======== Material

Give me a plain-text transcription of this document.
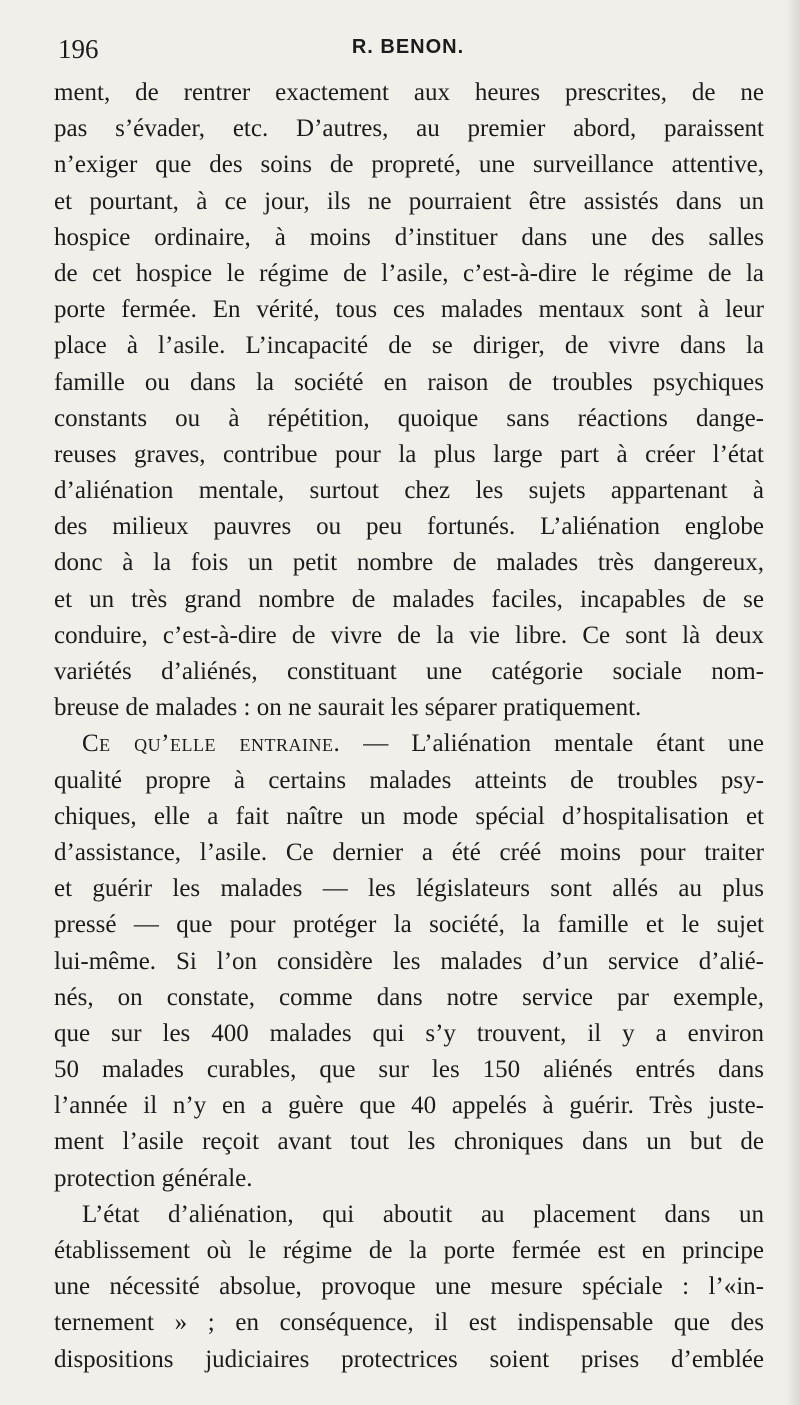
196	R. BENON.
ment, de rentrer exactement aux heures prescrites, de ne
pas s’évader, etc. D’autres, au premier abord, paraissent
n’exiger que des soins de propreté, une surveillance attentive,
et pourtant, à ce jour, ils ne pourraient être assistés dans un
hospice ordinaire, à moins d’instituer dans une des salles
de cet hospice le régime de l’asile, c’est-à-dire le régime de la
porte fermée. En vérité, tous ces malades mentaux sont à leur
place à l’asile. L’incapacité de se diriger, de vivre dans la
famille ou dans la société en raison de troubles psychiques
constants ou à répétition, quoique sans réactions dange-
reuses graves, contribue pour la plus large part à créer l’état
d’aliénation mentale, surtout chez les sujets appartenant à
des milieux pauvres ou peu fortunés. L’aliénation englobe
donc à la fois un petit nombre de malades très dangereux,
et un très grand nombre de malades faciles, incapables de se
conduire, c’est-à-dire de vivre de la vie libre. Ce sont là deux
variétés d’aliénés, constituant une catégorie sociale nom-
breuse de malades : on ne saurait les séparer pratiquement.
Ce qu’elle entraine. — L’aliénation mentale étant une
qualité propre à certains malades atteints de troubles psy-
chiques, elle a fait naître un mode spécial d’hospitalisation et
d’assistance, l’asile. Ce dernier a été créé moins pour traiter
et guérir les malades — les législateurs sont allés au plus
pressé — que pour protéger la société, la famille et le sujet
lui-même. Si l’on considère les malades d’un service d’alié-
nés, on constate, comme dans notre service par exemple,
que sur les 400 malades qui s’y trouvent, il y a environ
50 malades curables, que sur les 150 aliénés entrés dans
l’année il n’y en a guère que 40 appelés à guérir. Très juste-
ment l’asile reçoit avant tout les chroniques dans un but de
protection générale.
L’état d’aliénation, qui aboutit au placement dans un
établissement où le régime de la porte fermée est en principe
une nécessité absolue, provoque une mesure spéciale : l’«in-
ternement » ; en conséquence, il est indispensable que des
dispositions judiciaires protectrices soient prises d’emblée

================

Short exercise ▸ Gather all lines where the word "régime" appears.

Worked answer ▸
de cet hospice le régime de l’asile, c’est-à-dire le régime de la
établissement où le régime de la porte fermée est en principe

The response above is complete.